◆ **TASK DESCRIPTION**
Return the material below in full and exactly.

** BEGIN INPUT RECORDS **

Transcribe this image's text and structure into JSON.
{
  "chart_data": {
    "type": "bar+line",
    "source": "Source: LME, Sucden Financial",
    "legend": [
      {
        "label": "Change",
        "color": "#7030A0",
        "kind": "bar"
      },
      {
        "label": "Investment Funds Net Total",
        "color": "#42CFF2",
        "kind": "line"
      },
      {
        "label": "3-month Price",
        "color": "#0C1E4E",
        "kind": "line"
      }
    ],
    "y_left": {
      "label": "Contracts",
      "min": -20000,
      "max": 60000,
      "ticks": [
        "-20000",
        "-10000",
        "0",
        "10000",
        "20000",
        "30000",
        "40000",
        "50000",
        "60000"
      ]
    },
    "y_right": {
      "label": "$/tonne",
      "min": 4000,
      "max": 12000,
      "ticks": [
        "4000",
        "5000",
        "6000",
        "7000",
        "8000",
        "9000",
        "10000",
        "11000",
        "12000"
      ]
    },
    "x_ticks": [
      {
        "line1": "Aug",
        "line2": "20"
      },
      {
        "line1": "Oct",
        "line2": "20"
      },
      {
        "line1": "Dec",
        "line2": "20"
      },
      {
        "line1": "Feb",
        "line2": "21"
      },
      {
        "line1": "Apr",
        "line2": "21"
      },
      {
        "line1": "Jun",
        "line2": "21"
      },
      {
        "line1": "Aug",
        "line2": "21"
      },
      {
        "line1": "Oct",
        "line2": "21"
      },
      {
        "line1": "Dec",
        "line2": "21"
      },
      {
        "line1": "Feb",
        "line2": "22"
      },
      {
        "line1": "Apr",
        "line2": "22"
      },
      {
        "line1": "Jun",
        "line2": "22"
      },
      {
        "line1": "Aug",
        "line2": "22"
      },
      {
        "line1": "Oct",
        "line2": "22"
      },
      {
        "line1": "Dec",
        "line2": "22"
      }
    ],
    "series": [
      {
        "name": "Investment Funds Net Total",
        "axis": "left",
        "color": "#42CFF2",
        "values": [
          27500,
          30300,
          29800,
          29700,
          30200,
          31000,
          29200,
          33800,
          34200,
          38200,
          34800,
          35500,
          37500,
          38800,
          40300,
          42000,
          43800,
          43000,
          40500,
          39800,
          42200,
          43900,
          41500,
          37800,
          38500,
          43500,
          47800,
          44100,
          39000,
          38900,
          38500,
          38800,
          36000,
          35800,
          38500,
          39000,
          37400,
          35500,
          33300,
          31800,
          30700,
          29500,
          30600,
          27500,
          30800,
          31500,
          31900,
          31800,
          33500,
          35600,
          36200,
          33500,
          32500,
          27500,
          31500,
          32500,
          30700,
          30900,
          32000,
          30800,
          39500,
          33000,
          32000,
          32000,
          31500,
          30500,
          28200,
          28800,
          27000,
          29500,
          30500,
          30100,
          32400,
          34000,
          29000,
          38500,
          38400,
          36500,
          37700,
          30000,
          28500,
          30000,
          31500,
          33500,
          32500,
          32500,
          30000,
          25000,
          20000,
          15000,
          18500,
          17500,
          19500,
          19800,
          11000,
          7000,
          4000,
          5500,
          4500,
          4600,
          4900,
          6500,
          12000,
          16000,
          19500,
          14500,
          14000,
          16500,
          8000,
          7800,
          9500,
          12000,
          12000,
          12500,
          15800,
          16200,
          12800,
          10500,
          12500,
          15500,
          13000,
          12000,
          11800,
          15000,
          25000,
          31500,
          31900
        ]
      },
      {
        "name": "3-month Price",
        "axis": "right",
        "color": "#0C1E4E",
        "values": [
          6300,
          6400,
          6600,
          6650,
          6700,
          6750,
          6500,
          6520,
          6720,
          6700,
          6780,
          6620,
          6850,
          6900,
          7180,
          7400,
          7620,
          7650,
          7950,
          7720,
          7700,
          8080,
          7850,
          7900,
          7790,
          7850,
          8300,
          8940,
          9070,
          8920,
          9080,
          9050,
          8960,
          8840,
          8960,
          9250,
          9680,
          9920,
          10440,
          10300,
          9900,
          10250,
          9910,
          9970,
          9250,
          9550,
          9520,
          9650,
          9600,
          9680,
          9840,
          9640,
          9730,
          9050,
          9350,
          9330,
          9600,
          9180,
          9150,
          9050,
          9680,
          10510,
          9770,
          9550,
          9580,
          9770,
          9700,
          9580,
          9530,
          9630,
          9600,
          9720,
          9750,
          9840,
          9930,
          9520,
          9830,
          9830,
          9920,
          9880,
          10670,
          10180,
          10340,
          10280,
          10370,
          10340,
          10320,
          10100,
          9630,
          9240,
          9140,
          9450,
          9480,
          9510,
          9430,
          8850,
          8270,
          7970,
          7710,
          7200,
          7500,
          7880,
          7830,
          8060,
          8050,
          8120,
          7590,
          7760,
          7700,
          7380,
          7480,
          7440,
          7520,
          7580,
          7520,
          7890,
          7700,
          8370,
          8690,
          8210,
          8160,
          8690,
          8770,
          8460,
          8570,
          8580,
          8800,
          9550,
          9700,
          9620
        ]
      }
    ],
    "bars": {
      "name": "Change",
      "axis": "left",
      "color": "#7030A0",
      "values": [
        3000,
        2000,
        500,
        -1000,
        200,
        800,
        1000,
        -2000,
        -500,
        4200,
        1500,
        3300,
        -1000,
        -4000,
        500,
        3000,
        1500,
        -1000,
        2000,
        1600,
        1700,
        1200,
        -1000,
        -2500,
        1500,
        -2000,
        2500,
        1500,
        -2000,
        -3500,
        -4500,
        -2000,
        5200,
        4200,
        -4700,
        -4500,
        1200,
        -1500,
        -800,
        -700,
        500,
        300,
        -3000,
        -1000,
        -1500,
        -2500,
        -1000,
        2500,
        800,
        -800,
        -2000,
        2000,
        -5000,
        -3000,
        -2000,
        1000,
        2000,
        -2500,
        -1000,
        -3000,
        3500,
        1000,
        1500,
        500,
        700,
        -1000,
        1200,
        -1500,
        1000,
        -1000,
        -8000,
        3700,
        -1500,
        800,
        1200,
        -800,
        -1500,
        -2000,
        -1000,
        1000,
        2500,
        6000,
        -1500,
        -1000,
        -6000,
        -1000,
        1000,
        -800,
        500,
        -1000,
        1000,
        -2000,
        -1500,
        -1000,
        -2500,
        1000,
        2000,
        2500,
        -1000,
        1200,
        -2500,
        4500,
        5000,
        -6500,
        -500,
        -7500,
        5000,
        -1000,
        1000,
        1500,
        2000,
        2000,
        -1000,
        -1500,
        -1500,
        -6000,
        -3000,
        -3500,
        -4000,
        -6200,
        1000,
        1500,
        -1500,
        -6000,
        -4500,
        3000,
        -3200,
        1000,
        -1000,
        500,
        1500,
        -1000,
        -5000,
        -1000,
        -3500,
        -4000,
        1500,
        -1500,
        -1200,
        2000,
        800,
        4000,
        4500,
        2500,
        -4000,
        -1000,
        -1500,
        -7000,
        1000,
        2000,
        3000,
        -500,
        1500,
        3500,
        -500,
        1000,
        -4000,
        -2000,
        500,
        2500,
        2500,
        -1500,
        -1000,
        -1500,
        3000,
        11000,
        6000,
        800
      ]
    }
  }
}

** END INPUT RECORDS **

◆ **ANSWER TO THE PROBLEM**
Transcribe this image's text and structure into JSON.
{
  "chart_data": {
    "type": "bar+line",
    "source": "Source: LME, Sucden Financial",
    "legend": [
      {
        "label": "Change",
        "color": "#7030A0",
        "kind": "bar"
      },
      {
        "label": "Investment Funds Net Total",
        "color": "#42CFF2",
        "kind": "line"
      },
      {
        "label": "3-month Price",
        "color": "#0C1E4E",
        "kind": "line"
      }
    ],
    "y_left": {
      "label": "Contracts",
      "min": -20000,
      "max": 60000,
      "ticks": [
        "-20000",
        "-10000",
        "0",
        "10000",
        "20000",
        "30000",
        "40000",
        "50000",
        "60000"
      ]
    },
    "y_right": {
      "label": "$/tonne",
      "min": 4000,
      "max": 12000,
      "ticks": [
        "4000",
        "5000",
        "6000",
        "7000",
        "8000",
        "9000",
        "10000",
        "11000",
        "12000"
      ]
    },
    "x_ticks": [
      {
        "line1": "Aug",
        "line2": "20"
      },
      {
        "line1": "Oct",
        "line2": "20"
      },
      {
        "line1": "Dec",
        "line2": "20"
      },
      {
        "line1": "Feb",
        "line2": "21"
      },
      {
        "line1": "Apr",
        "line2": "21"
      },
      {
        "line1": "Jun",
        "line2": "21"
      },
      {
        "line1": "Aug",
        "line2": "21"
      },
      {
        "line1": "Oct",
        "line2": "21"
      },
      {
        "line1": "Dec",
        "line2": "21"
      },
      {
        "line1": "Feb",
        "line2": "22"
      },
      {
        "line1": "Apr",
        "line2": "22"
      },
      {
        "line1": "Jun",
        "line2": "22"
      },
      {
        "line1": "Aug",
        "line2": "22"
      },
      {
        "line1": "Oct",
        "line2": "22"
      },
      {
        "line1": "Dec",
        "line2": "22"
      }
    ],
    "series": [
      {
        "name": "Investment Funds Net Total",
        "axis": "left",
        "color": "#42CFF2",
        "values": [
          27500,
          30300,
          29800,
          29700,
          30200,
          31000,
          29200,
          33800,
          34200,
          38200,
          34800,
          35500,
          37500,
          38800,
          40300,
          42000,
          43800,
          43000,
          40500,
          39800,
          42200,
          43900,
          41500,
          37800,
          38500,
          43500,
          47800,
          44100,
          39000,
          38900,
          38500,
          38800,
          36000,
          35800,
          38500,
          39000,
          37400,
          35500,
          33300,
          31800,
          30700,
          29500,
          30600,
          27500,
          30800,
          31500,
          31900,
          31800,
          33500,
          35600,
          36200,
          33500,
          32500,
          27500,
          31500,
          32500,
          30700,
          30900,
          32000,
          30800,
          39500,
          33000,
          32000,
          32000,
          31500,
          30500,
          28200,
          28800,
          27000,
          29500,
          30500,
          30100,
          32400,
          34000,
          29000,
          38500,
          38400,
          36500,
          37700,
          30000,
          28500,
          30000,
          31500,
          33500,
          32500,
          32500,
          30000,
          25000,
          20000,
          15000,
          18500,
          17500,
          19500,
          19800,
          11000,
          7000,
          4000,
          5500,
          4500,
          4600,
          4900,
          6500,
          12000,
          16000,
          19500,
          14500,
          14000,
          16500,
          8000,
          7800,
          9500,
          12000,
          12000,
          12500,
          15800,
          16200,
          12800,
          10500,
          12500,
          15500,
          13000,
          12000,
          11800,
          15000,
          25000,
          31500,
          31900
        ]
      },
      {
        "name": "3-month Price",
        "axis": "right",
        "color": "#0C1E4E",
        "values": [
          6300,
          6400,
          6600,
          6650,
          6700,
          6750,
          6500,
          6520,
          6720,
          6700,
          6780,
          6620,
          6850,
          6900,
          7180,
          7400,
          7620,
          7650,
          7950,
          7720,
          7700,
          8080,
          7850,
          7900,
          7790,
          7850,
          8300,
          8940,
          9070,
          8920,
          9080,
          9050,
          8960,
          8840,
          8960,
          9250,
          9680,
          9920,
          10440,
          10300,
          9900,
          10250,
          9910,
          9970,
          9250,
          9550,
          9520,
          9650,
          9600,
          9680,
          9840,
          9640,
          9730,
          9050,
          9350,
          9330,
          9600,
          9180,
          9150,
          9050,
          9680,
          10510,
          9770,
          9550,
          9580,
          9770,
          9700,
          9580,
          9530,
          9630,
          9600,
          9720,
          9750,
          9840,
          9930,
          9520,
          9830,
          9830,
          9920,
          9880,
          10670,
          10180,
          10340,
          10280,
          10370,
          10340,
          10320,
          10100,
          9630,
          9240,
          9140,
          9450,
          9480,
          9510,
          9430,
          8850,
          8270,
          7970,
          7710,
          7200,
          7500,
          7880,
          7830,
          8060,
          8050,
          8120,
          7590,
          7760,
          7700,
          7380,
          7480,
          7440,
          7520,
          7580,
          7520,
          7890,
          7700,
          8370,
          8690,
          8210,
          8160,
          8690,
          8770,
          8460,
          8570,
          8580,
          8800,
          9550,
          9700,
          9620
        ]
      }
    ],
    "bars": {
      "name": "Change",
      "axis": "left",
      "color": "#7030A0",
      "values": [
        3000,
        2000,
        500,
        -1000,
        200,
        800,
        1000,
        -2000,
        -500,
        4200,
        1500,
        3300,
        -1000,
        -4000,
        500,
        3000,
        1500,
        -1000,
        2000,
        1600,
        1700,
        1200,
        -1000,
        -2500,
        1500,
        -2000,
        2500,
        1500,
        -2000,
        -3500,
        -4500,
        -2000,
        5200,
        4200,
        -4700,
        -4500,
        1200,
        -1500,
        -800,
        -700,
        500,
        300,
        -3000,
        -1000,
        -1500,
        -2500,
        -1000,
        2500,
        800,
        -800,
        -2000,
        2000,
        -5000,
        -3000,
        -2000,
        1000,
        2000,
        -2500,
        -1000,
        -3000,
        3500,
        1000,
        1500,
        500,
        700,
        -1000,
        1200,
        -1500,
        1000,
        -1000,
        -8000,
        3700,
        -1500,
        800,
        1200,
        -800,
        -1500,
        -2000,
        -1000,
        1000,
        2500,
        6000,
        -1500,
        -1000,
        -6000,
        -1000,
        1000,
        -800,
        500,
        -1000,
        1000,
        -2000,
        -1500,
        -1000,
        -2500,
        1000,
        2000,
        2500,
        -1000,
        1200,
        -2500,
        4500,
        5000,
        -6500,
        -500,
        -7500,
        5000,
        -1000,
        1000,
        1500,
        2000,
        2000,
        -1000,
        -1500,
        -1500,
        -6000,
        -3000,
        -3500,
        -4000,
        -6200,
        1000,
        1500,
        -1500,
        -6000,
        -4500,
        3000,
        -3200,
        1000,
        -1000,
        500,
        1500,
        -1000,
        -5000,
        -1000,
        -3500,
        -4000,
        1500,
        -1500,
        -1200,
        2000,
        800,
        4000,
        4500,
        2500,
        -4000,
        -1000,
        -1500,
        -7000,
        1000,
        2000,
        3000,
        -500,
        1500,
        3500,
        -500,
        1000,
        -4000,
        -2000,
        500,
        2500,
        2500,
        -1500,
        -1000,
        -1500,
        3000,
        11000,
        6000,
        800
      ]
    }
  }
}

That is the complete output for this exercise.